### 課題
CBDと自律神経に関する抜粋のうち、「つまり、CBDやCBDオイル」で始まり「CBDやCBDオイルは自律神経失調症に作用する?」で終わる部分を、「CBDオイル」を「CBD製品」に置き換えて書き直してください。

### 抜粋
********

つまり、CBDやCBDオイルは副交感神経を優位にする作用があるといえますが、交感神経には全く作用しないのでしょうか。
現段階では、CBDやCBDオイルによって直接的に交感神経を優位にさせるドーパミンやアドレナリンなどの分泌を促進するような作用は確認されていません。
CBDやCBDオイルは睡眠の質を向上させて身体的疲労からの回復を手伝ったり、セロトニンの分泌を促進することで意欲を向上させたりして活動を促すことで、間接的に交感神経の働きを助けると考えられます。
CBDやCBDオイルは活力をもたらす?うつ病や不眠症に効果的?
CBDやCBDオイルは自律神経失調症に作用する?
自律神経失調症とは、前述した自律神経系のバランスが崩れて様々な症状が現れた状態です。
自律神経失調症と診断される患者の大半は身体の怠さや胃腸障害など「なんとなく調子が悪い」と感じて病院を受診しても異常が見つからないことがほとんどです。
脳神経疾患などの原因がはっきりしていることもありますが、多くは仕事や勉強などでストレスを感じていたり、長時間労働、過度なダイエット、偏食、ジャンクフード、飲酒、喫煙など環境や生活習慣に起因します。
自律神経系は全身の臓器に存在します。そのため、そのバランスが崩れると全身に様々な症状が現れます。
どちらか一方だけが常に優位になるとどのような症状が現れるのでしょうか。
交感神経の働きが過剰な場合
交感神経が優位になることは仕事や勉強、スポーツなどでより良い成果を出すために不可欠ですが、過剰になると心身に必要以上の緊張をもたらします。
精神的および身体的ストレスの多い現代社会では自律神経失調症の患者で、交感神経が優位であるケースがほとんどであるとされています。
交感神経が優位な場合に頻繁に現れる症状の一例には以下のようなものがあります。おそらくほとんどの方がこのような症状を経験したことがあるのではないでしょうか。
消化器症状
胃痛や吐き気、下痢、便秘、食欲不振、体重減少など
循環器症状
血圧の上昇や頻脈、動悸、胸の痛み、冷や汗、手足の冷えなど
精神・神経症状
不安や緊張感、いらだち、焦り、睡眠障害、頭痛、手足の痛み、慢性疲労など
免疫系
免疫力の低下による感冒症状など
副交感神経の働きが過剰な場合
上記のような症状とは反対に、副交感神経が常に優位になるとどのような症状が引き起こされるのでしょうか。
副交感神経が優位である場合、心身がリラックスしている状態なので特に問題がないと思われるかもしれません。しかし、副交感神経ばかりが活発になり、交感神経が機能しないことも望ましくはありません。

********

文書レイアウト検出データ
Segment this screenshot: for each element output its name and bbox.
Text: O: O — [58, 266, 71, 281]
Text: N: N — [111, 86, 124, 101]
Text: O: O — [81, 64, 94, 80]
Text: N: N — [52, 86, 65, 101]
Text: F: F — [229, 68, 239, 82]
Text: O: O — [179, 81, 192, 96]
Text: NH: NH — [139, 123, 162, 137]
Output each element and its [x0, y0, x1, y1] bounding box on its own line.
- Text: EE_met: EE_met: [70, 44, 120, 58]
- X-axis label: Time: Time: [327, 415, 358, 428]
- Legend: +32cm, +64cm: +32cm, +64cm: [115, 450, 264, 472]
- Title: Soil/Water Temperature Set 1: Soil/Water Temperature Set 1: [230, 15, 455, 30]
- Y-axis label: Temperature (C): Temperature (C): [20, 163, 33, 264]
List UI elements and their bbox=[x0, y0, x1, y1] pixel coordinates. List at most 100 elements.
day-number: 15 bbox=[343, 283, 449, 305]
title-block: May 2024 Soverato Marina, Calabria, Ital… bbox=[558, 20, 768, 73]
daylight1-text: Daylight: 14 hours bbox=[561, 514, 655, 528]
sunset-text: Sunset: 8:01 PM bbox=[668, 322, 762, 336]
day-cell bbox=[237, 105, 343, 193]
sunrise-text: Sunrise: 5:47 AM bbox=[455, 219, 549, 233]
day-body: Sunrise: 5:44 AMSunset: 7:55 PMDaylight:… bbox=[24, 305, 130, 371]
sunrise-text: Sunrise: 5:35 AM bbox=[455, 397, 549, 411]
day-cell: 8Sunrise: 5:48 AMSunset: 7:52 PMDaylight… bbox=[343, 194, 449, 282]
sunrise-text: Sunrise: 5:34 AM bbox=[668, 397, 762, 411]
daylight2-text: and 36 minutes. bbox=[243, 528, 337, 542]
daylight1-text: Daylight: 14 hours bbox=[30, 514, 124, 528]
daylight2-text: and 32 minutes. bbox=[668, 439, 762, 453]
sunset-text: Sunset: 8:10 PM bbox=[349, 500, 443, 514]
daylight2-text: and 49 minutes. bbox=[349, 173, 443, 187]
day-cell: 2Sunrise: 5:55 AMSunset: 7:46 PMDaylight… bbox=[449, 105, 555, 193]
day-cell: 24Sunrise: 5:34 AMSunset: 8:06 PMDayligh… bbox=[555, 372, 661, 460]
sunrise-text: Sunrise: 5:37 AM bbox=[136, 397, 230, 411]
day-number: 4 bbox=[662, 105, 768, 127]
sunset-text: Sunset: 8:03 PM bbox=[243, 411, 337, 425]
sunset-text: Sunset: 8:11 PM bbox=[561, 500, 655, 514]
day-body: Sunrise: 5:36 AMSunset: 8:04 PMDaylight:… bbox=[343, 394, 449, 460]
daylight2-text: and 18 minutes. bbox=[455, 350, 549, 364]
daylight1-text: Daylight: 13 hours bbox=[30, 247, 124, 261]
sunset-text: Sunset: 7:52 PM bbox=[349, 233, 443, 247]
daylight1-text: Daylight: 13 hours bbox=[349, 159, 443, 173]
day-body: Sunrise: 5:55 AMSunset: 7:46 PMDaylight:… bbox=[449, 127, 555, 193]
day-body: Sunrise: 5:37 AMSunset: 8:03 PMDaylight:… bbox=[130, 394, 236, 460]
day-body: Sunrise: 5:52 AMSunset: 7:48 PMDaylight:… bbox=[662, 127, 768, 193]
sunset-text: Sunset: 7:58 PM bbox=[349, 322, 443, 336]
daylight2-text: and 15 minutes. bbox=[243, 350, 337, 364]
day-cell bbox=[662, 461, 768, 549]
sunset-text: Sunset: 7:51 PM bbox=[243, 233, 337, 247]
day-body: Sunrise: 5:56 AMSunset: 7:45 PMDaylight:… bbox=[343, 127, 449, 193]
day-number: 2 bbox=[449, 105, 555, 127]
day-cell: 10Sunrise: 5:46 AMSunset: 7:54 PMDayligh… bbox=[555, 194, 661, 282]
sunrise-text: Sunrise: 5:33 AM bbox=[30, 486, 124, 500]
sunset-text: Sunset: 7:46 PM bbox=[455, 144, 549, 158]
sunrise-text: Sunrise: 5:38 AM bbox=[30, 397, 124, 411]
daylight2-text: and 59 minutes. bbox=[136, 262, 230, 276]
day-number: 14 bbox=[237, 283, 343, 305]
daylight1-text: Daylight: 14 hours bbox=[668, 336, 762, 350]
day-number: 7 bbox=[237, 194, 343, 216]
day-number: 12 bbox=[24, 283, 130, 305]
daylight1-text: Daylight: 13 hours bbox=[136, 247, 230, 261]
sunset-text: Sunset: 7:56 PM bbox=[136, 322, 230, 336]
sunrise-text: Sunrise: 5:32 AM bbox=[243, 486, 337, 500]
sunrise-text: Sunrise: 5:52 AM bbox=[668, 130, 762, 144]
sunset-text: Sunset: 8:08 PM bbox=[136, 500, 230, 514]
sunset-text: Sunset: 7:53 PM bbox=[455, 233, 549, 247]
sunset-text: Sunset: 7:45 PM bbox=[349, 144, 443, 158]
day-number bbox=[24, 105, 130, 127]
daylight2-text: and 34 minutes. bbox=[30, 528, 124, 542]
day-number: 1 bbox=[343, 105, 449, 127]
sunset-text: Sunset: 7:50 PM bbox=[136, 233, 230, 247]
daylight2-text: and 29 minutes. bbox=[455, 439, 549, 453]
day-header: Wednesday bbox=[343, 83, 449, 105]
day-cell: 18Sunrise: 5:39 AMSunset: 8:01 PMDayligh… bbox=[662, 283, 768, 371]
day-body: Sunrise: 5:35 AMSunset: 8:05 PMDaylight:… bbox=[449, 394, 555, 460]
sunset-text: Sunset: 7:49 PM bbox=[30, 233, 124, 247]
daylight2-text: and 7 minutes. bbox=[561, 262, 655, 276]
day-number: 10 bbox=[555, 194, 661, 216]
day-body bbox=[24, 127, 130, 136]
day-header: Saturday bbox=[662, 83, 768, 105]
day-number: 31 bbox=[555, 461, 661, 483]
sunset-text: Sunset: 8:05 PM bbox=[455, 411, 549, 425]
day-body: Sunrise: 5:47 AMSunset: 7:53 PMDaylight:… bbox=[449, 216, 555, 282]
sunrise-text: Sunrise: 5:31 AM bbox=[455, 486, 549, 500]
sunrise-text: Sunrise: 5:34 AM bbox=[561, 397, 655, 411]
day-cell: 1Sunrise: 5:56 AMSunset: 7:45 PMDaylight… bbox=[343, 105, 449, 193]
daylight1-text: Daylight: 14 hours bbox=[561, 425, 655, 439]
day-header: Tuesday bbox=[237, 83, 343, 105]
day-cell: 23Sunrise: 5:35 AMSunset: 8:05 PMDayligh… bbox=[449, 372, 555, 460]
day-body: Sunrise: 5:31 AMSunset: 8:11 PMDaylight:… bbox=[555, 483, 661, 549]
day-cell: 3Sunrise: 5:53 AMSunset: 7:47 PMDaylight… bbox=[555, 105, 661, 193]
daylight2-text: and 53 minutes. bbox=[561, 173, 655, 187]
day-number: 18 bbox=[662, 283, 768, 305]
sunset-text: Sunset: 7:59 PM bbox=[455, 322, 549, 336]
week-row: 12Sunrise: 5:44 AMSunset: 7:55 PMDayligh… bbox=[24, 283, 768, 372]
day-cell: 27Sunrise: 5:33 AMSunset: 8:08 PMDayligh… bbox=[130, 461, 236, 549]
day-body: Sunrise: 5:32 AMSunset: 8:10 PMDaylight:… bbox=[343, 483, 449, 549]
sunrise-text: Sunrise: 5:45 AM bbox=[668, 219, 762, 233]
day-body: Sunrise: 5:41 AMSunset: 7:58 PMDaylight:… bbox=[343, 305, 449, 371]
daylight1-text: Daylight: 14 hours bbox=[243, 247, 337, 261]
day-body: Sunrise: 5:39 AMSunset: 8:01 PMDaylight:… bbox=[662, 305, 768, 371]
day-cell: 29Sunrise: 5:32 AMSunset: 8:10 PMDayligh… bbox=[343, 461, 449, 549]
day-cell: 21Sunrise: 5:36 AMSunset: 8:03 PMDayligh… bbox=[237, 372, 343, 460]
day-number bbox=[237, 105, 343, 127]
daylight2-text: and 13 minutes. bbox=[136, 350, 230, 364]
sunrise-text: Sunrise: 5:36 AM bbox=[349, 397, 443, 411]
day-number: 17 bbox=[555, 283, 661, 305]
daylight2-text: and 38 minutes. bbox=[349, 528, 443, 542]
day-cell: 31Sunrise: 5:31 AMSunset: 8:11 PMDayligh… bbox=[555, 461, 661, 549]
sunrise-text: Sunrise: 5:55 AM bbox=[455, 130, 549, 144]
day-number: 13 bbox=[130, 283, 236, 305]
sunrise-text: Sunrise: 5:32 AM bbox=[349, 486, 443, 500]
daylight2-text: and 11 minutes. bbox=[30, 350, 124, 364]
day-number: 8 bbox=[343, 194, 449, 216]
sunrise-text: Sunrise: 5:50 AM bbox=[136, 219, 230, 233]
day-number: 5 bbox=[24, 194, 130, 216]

********

### 解答
つまり、CBDやCBD製品は副交感神経を優位にする作用があるといえますが、交感神経には全く作用しないのでしょうか。
現段階では、CBDやCBD製品によって直接的に交感神経を優位にさせるドーパミンやアドレナリンなどの分泌を促進するような作用は確認されていません。
CBDやCBD製品は睡眠の質を向上させて身体的疲労からの回復を手伝ったり、セロトニンの分泌を促進することで意欲を向上させたりして活動を促すことで、間接的に交感神経の働きを助けると考えられます。
CBDやCBD製品は活力をもたらす?うつ病や不眠症に効果的?
CBDやCBD製品は自律神経失調症に作用する?